Reproduce the lines of the records without any changes, from the start of the records through the line containing "column-header-name[interactable]: Name [239, 1202, 413, 1255]", including both ends.

(Box coordinate listings)
☆ ☆ ☆ ☆

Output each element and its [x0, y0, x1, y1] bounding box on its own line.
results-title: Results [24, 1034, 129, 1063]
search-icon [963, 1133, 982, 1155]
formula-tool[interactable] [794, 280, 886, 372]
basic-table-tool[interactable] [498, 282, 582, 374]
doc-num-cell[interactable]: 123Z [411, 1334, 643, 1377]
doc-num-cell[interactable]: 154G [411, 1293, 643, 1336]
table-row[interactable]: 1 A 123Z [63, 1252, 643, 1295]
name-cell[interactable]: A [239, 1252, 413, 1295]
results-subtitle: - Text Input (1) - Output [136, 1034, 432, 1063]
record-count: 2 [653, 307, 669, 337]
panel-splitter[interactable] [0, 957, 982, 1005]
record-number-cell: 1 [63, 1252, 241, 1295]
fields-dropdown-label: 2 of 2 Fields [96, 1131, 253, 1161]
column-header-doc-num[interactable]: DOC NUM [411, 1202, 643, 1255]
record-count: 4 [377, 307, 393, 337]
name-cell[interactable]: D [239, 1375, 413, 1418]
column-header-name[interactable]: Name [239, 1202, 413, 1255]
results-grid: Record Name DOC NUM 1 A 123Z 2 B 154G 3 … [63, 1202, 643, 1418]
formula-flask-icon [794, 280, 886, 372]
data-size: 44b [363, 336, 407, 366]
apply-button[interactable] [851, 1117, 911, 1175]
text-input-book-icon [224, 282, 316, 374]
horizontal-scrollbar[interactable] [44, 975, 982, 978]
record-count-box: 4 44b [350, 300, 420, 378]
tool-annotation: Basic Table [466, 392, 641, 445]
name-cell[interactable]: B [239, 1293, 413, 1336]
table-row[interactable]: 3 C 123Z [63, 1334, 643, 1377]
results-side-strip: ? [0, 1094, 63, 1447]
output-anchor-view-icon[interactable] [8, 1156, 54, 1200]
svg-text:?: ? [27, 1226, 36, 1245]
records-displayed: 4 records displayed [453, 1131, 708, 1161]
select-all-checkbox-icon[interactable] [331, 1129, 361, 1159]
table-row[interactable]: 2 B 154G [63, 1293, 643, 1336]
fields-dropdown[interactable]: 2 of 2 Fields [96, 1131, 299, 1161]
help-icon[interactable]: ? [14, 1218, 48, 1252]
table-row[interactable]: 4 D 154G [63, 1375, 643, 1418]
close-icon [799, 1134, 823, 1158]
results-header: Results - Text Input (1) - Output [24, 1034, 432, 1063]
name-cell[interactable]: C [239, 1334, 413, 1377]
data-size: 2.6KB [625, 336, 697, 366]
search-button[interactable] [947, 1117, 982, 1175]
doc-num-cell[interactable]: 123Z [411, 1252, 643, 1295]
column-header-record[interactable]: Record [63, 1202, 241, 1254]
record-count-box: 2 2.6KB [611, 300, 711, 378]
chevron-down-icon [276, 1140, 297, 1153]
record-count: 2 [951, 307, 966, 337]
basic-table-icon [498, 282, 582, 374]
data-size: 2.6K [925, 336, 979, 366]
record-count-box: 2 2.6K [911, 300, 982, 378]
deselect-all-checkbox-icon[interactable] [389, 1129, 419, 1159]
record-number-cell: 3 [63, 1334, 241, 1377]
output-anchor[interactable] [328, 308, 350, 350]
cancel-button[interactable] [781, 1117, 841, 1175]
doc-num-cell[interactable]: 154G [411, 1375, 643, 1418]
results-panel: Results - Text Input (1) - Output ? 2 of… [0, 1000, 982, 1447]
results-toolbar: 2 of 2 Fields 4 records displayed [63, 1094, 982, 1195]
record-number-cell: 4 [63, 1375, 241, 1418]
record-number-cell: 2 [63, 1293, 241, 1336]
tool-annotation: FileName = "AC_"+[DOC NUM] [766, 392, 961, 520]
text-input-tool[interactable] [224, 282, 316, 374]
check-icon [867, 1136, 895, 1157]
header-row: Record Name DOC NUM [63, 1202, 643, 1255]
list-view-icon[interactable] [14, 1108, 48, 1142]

☆ ☆ ☆ ☆

__Solution for this exercise__.
Output each element and its [x0, y0, x1, y1] bounding box on its own line.
results-title: Results [24, 1034, 129, 1063]
search-icon [963, 1133, 982, 1155]
formula-tool[interactable] [794, 280, 886, 372]
basic-table-tool[interactable] [498, 282, 582, 374]
doc-num-cell[interactable]: 123Z [411, 1334, 643, 1377]
doc-num-cell[interactable]: 154G [411, 1293, 643, 1336]
table-row[interactable]: 1 A 123Z [63, 1252, 643, 1295]
name-cell[interactable]: A [239, 1252, 413, 1295]
results-subtitle: - Text Input (1) - Output [136, 1034, 432, 1063]
record-count: 2 [653, 307, 669, 337]
panel-splitter[interactable] [0, 957, 982, 1005]
record-number-cell: 1 [63, 1252, 241, 1295]
fields-dropdown-label: 2 of 2 Fields [96, 1131, 253, 1161]
column-header-doc-num[interactable]: DOC NUM [411, 1202, 643, 1255]
record-count: 4 [377, 307, 393, 337]
name-cell[interactable]: D [239, 1375, 413, 1418]
column-header-name[interactable]: Name [239, 1202, 413, 1255]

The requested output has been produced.